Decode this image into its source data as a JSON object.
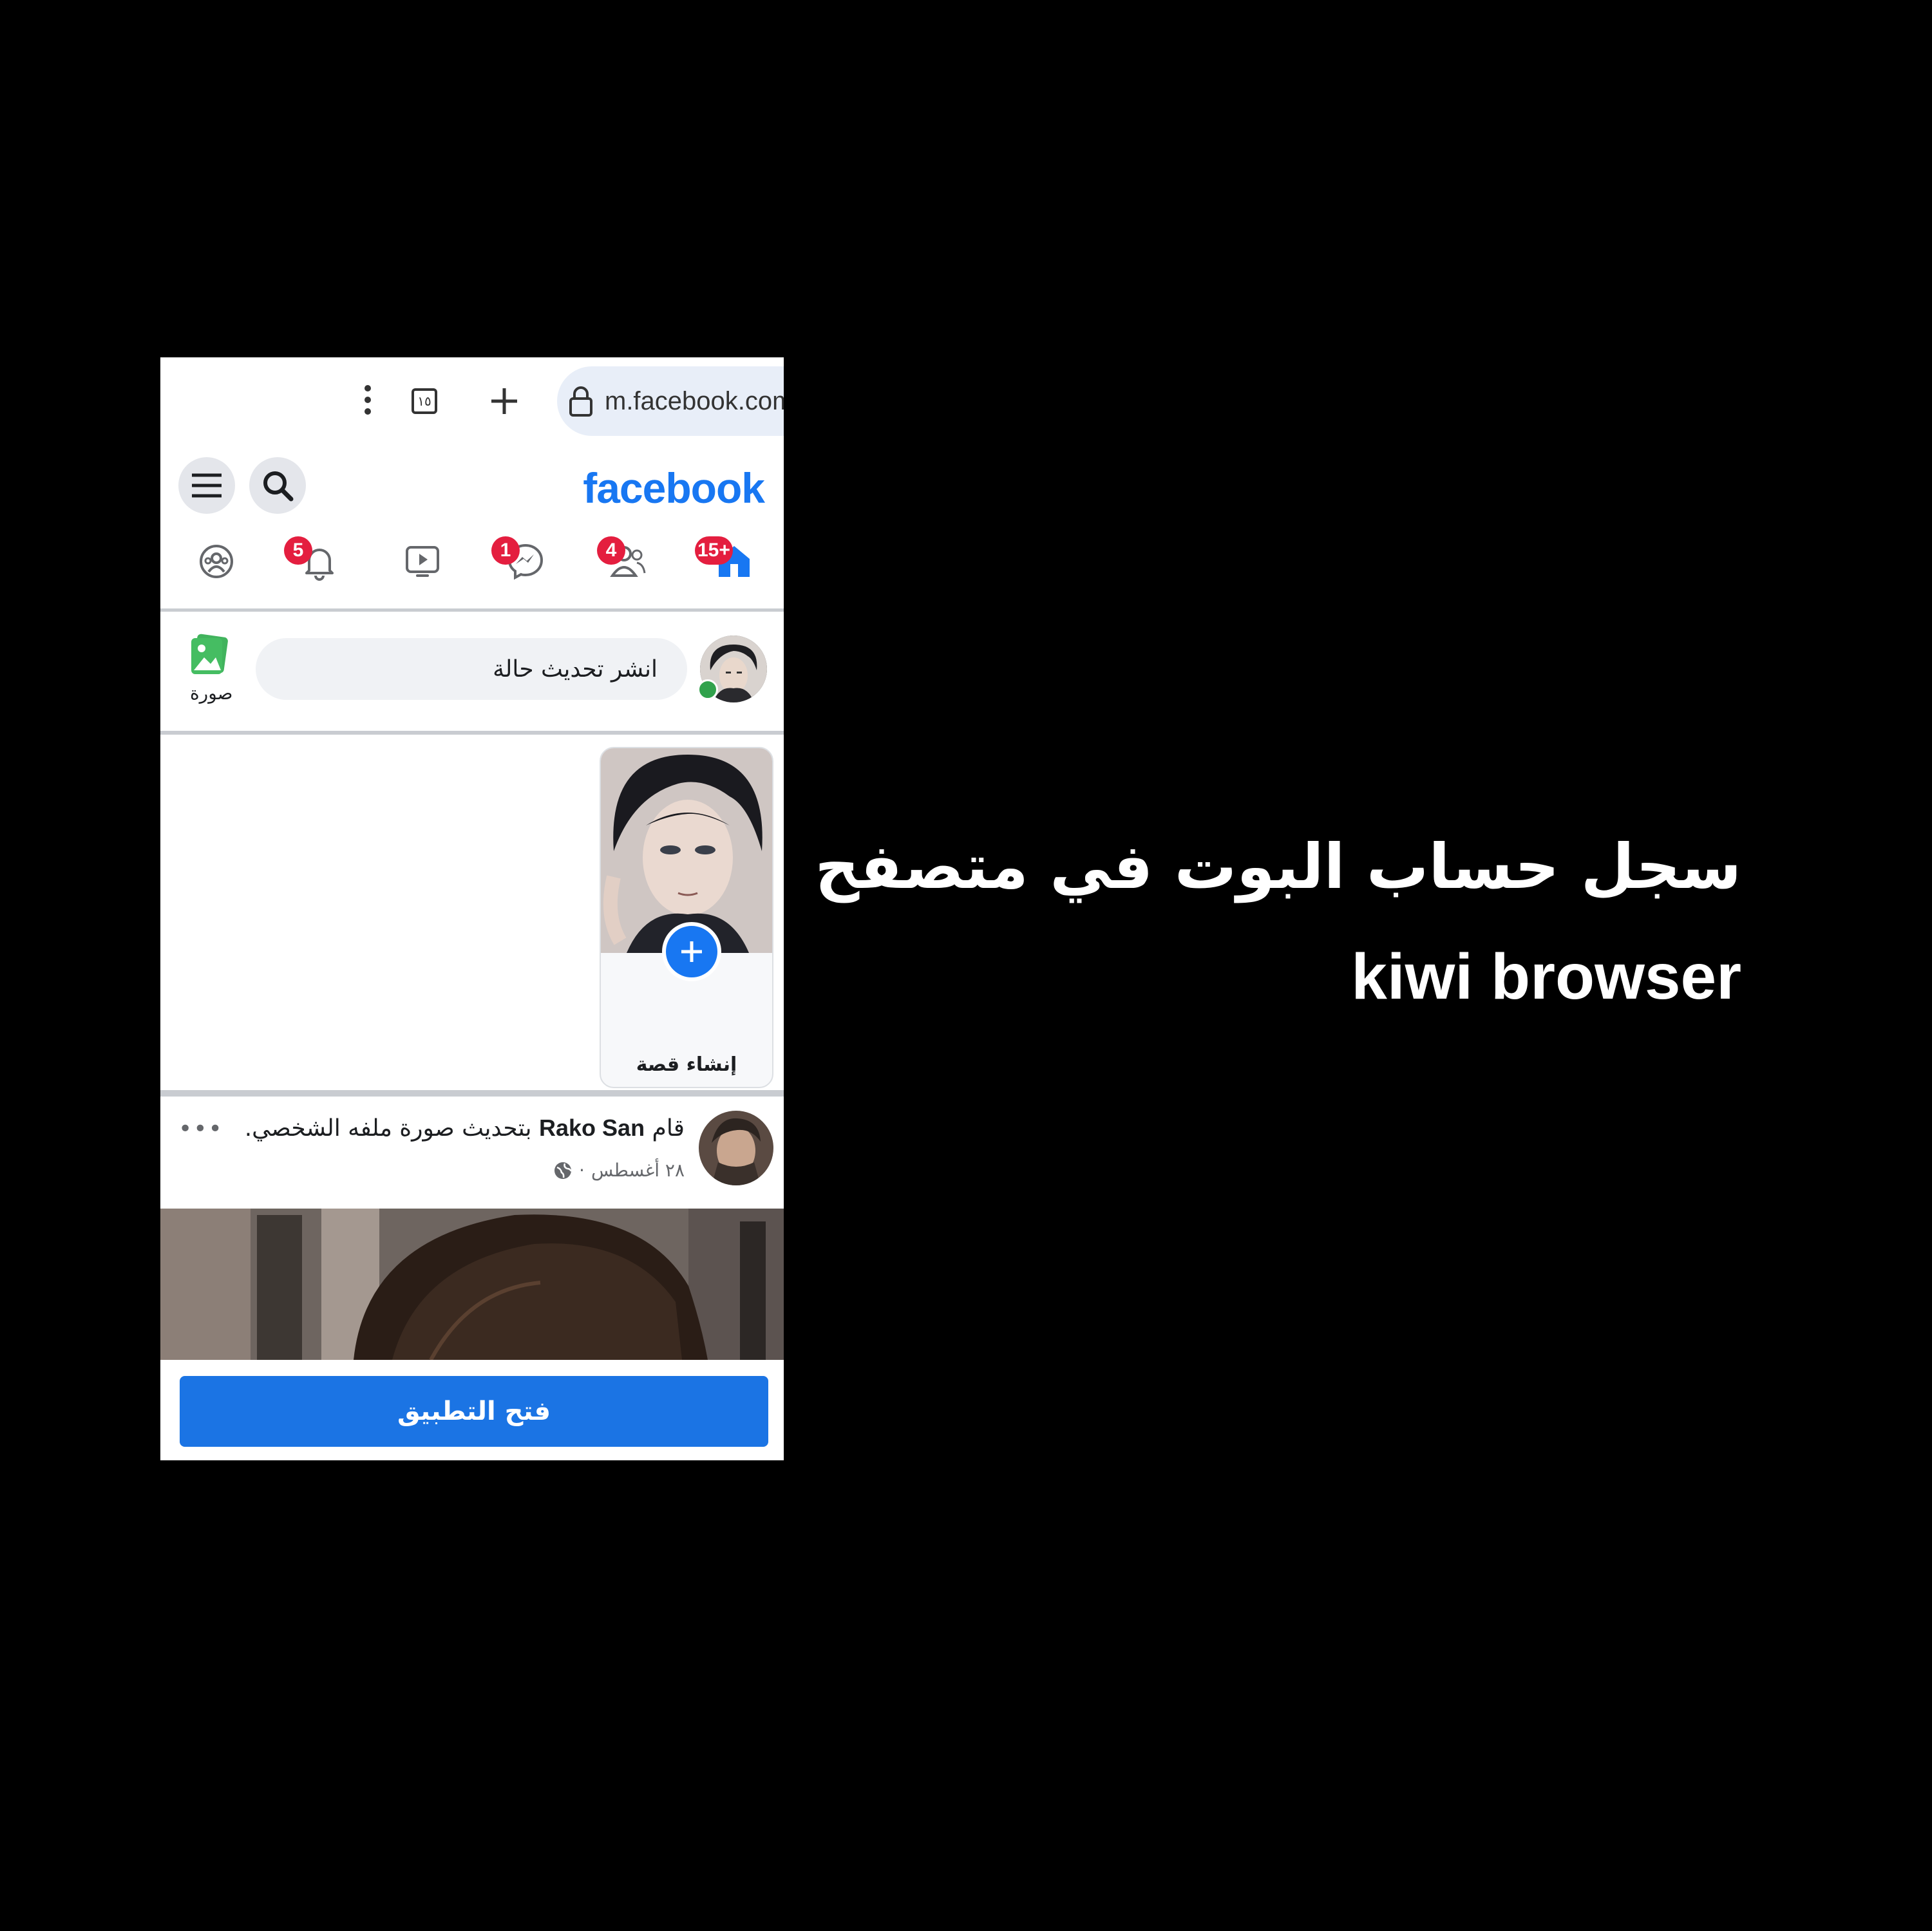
{
  "browser": {
    "url": "m.facebook.com",
    "tab_count": "١٥",
    "icons": [
      "more-vert-icon",
      "tab-switcher-icon",
      "plus-icon",
      "lock-icon",
      "home-icon"
    ]
  },
  "facebook": {
    "logo": "facebook",
    "accent": "#1877f2",
    "badges": {
      "home": "15+",
      "friends": "4",
      "messenger": "1",
      "notifications": "5"
    }
  },
  "composer": {
    "placeholder": "انشر تحديث حالة",
    "photo_label": "صورة"
  },
  "story": {
    "create_label": "إنشاء قصة"
  },
  "post": {
    "prefix": "قام",
    "author": "Rako San",
    "action": "بتحديث صورة ملفه الشخصي.",
    "date": "٢٨ أغسطس",
    "separator": "·"
  },
  "open_app_button": "فتح التطبيق",
  "caption": {
    "line1": "سجل حساب البوت في متصفح",
    "line2": "kiwi browser"
  }
}
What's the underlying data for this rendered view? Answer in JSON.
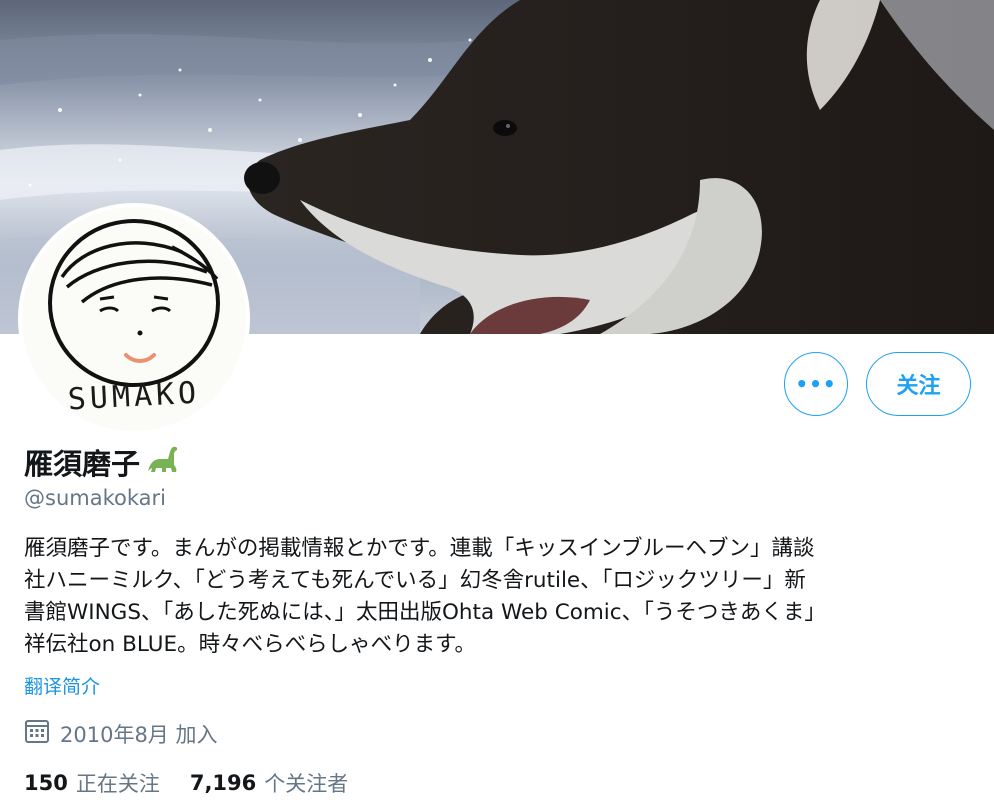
{
  "profile": {
    "display_name": "雁須磨子",
    "name_emoji": "🦕",
    "handle": "@sumakokari",
    "avatar_signature": "SUMAKO",
    "bio_lines": [
      "雁須磨子です。まんがの掲載情報とかです。連載「キッスインブルーヘブン」講談",
      "社ハニーミルク、「どう考えても死んでいる」幻冬舎rutile、「ロジックツリー」新",
      "書館WINGS、「あした死ぬには、」太田出版Ohta Web Comic、「うそつきあくま」",
      "祥伝社on BLUE。時々べらべらしゃべります。"
    ],
    "translate_label": "翻译简介",
    "joined_text": "2010年8月 加入",
    "following_count": "150",
    "following_label": "正在关注",
    "followers_count": "7,196",
    "followers_label": "个关注者"
  },
  "actions": {
    "more_label": "•••",
    "follow_label": "关注"
  },
  "colors": {
    "accent": "#1da1f2",
    "link": "#1b95e0",
    "secondary_text": "#657786",
    "primary_text": "#14171a"
  }
}
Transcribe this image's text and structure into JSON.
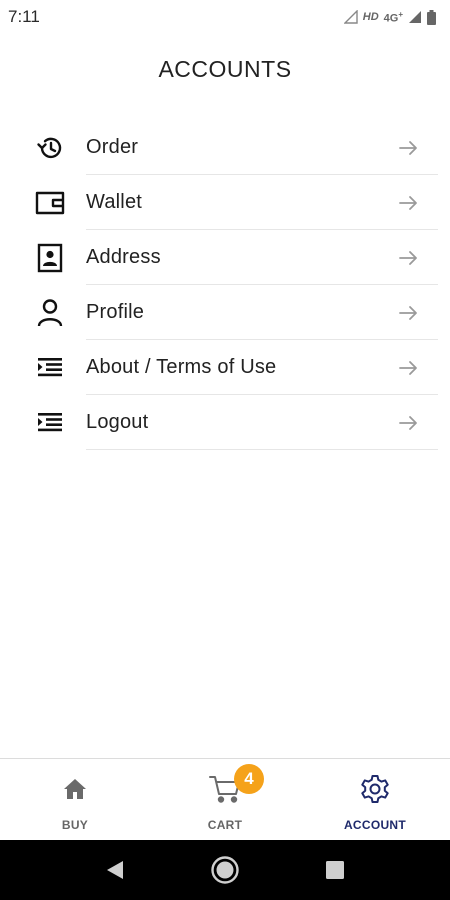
{
  "status_bar": {
    "time": "7:11",
    "network_text": "HD",
    "network_type": "4G",
    "signal_icon": "signal-icon",
    "battery_icon": "battery-icon"
  },
  "page": {
    "title": "ACCOUNTS"
  },
  "menu": {
    "items": [
      {
        "label": "Order",
        "icon": "history-icon"
      },
      {
        "label": "Wallet",
        "icon": "wallet-icon"
      },
      {
        "label": "Address",
        "icon": "contact-card-icon"
      },
      {
        "label": "Profile",
        "icon": "person-icon"
      },
      {
        "label": "About / Terms of Use",
        "icon": "list-icon"
      },
      {
        "label": "Logout",
        "icon": "list-icon"
      }
    ]
  },
  "bottom_nav": {
    "items": [
      {
        "label": "BUY",
        "icon": "home-icon",
        "active": false
      },
      {
        "label": "CART",
        "icon": "cart-icon",
        "active": false,
        "badge": "4"
      },
      {
        "label": "ACCOUNT",
        "icon": "gear-icon",
        "active": true
      }
    ]
  },
  "colors": {
    "accent": "#1f2a6b",
    "badge": "#f5a21a",
    "inactive": "#666666"
  }
}
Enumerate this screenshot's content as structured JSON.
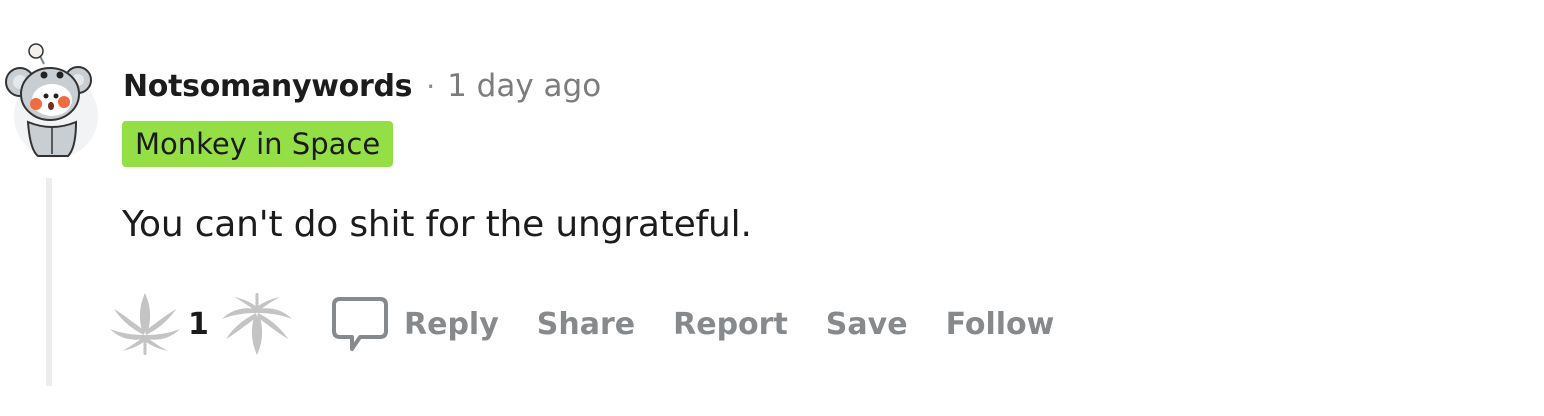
{
  "comment": {
    "author": "Notsomanywords",
    "separator": "·",
    "timestamp": "1 day ago",
    "flair": "Monkey in Space",
    "body": "You can't do shit for the ungrateful.",
    "score": "1"
  },
  "actions": {
    "reply": "Reply",
    "share": "Share",
    "report": "Report",
    "save": "Save",
    "follow": "Follow"
  },
  "icons": {
    "upvote": "leaf-upvote-icon",
    "downvote": "leaf-downvote-icon",
    "reply": "speech-bubble-icon"
  },
  "colors": {
    "flair_bg": "#94e044",
    "muted_text": "#878a8c",
    "vote_icon": "#c4c4c4",
    "thread_line": "#ededed"
  }
}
******
## Written problem
Set down all the entries exactly as they appear, but skip any pictures.

## Finished task
Decode this image into its source data as a JSON object.
{
  "browser": {
    "url": "m.facebook.com",
    "tab_count": "١٥",
    "icons": [
      "more-vert-icon",
      "tab-switcher-icon",
      "plus-icon",
      "lock-icon",
      "home-icon"
    ]
  },
  "facebook": {
    "logo": "facebook",
    "accent": "#1877f2",
    "badges": {
      "home": "15+",
      "friends": "4",
      "messenger": "1",
      "notifications": "5"
    }
  },
  "composer": {
    "placeholder": "انشر تحديث حالة",
    "photo_label": "صورة"
  },
  "story": {
    "create_label": "إنشاء قصة"
  },
  "post": {
    "prefix": "قام",
    "author": "Rako San",
    "action": "بتحديث صورة ملفه الشخصي.",
    "date": "٢٨ أغسطس",
    "separator": "·"
  },
  "open_app_button": "فتح التطبيق",
  "caption": {
    "line1": "سجل حساب البوت في متصفح",
    "line2": "kiwi browser"
  }
}
What's the underlying data for this rendered view? Answer in JSON.
{
  "profile": {
    "display_name": "雁須磨子",
    "name_emoji": "🦕",
    "handle": "@sumakokari",
    "avatar_signature": "SUMAKO",
    "bio_lines": [
      "雁須磨子です。まんがの掲載情報とかです。連載「キッスインブルーヘブン」講談",
      "社ハニーミルク、「どう考えても死んでいる」幻冬舎rutile、「ロジックツリー」新",
      "書館WINGS、「あした死ぬには、」太田出版Ohta Web Comic、「うそつきあくま」",
      "祥伝社on BLUE。時々べらべらしゃべります。"
    ],
    "translate_label": "翻译简介",
    "joined_text": "2010年8月 加入",
    "following_count": "150",
    "following_label": "正在关注",
    "followers_count": "7,196",
    "followers_label": "个关注者"
  },
  "actions": {
    "more_label": "•••",
    "follow_label": "关注"
  },
  "colors": {
    "accent": "#1da1f2",
    "link": "#1b95e0",
    "secondary_text": "#657786",
    "primary_text": "#14171a"
  }
}
Transcribe this image's text and structure into JSON.
{
  "status_bar": {
    "time": "7:11",
    "network_text": "HD",
    "network_type": "4G",
    "signal_icon": "signal-icon",
    "battery_icon": "battery-icon"
  },
  "page": {
    "title": "ACCOUNTS"
  },
  "menu": {
    "items": [
      {
        "label": "Order",
        "icon": "history-icon"
      },
      {
        "label": "Wallet",
        "icon": "wallet-icon"
      },
      {
        "label": "Address",
        "icon": "contact-card-icon"
      },
      {
        "label": "Profile",
        "icon": "person-icon"
      },
      {
        "label": "About / Terms of Use",
        "icon": "list-icon"
      },
      {
        "label": "Logout",
        "icon": "list-icon"
      }
    ]
  },
  "bottom_nav": {
    "items": [
      {
        "label": "BUY",
        "icon": "home-icon",
        "active": false
      },
      {
        "label": "CART",
        "icon": "cart-icon",
        "active": false,
        "badge": "4"
      },
      {
        "label": "ACCOUNT",
        "icon": "gear-icon",
        "active": true
      }
    ]
  },
  "colors": {
    "accent": "#1f2a6b",
    "badge": "#f5a21a",
    "inactive": "#666666"
  }
}
Enumerate this screenshot's content as structured JSON.
{
  "comment": {
    "author": "Notsomanywords",
    "separator": "·",
    "timestamp": "1 day ago",
    "flair": "Monkey in Space",
    "body": "You can't do shit for the ungrateful.",
    "score": "1"
  },
  "actions": {
    "reply": "Reply",
    "share": "Share",
    "report": "Report",
    "save": "Save",
    "follow": "Follow"
  },
  "icons": {
    "upvote": "leaf-upvote-icon",
    "downvote": "leaf-downvote-icon",
    "reply": "speech-bubble-icon"
  },
  "colors": {
    "flair_bg": "#94e044",
    "muted_text": "#878a8c",
    "vote_icon": "#c4c4c4",
    "thread_line": "#ededed"
  }
}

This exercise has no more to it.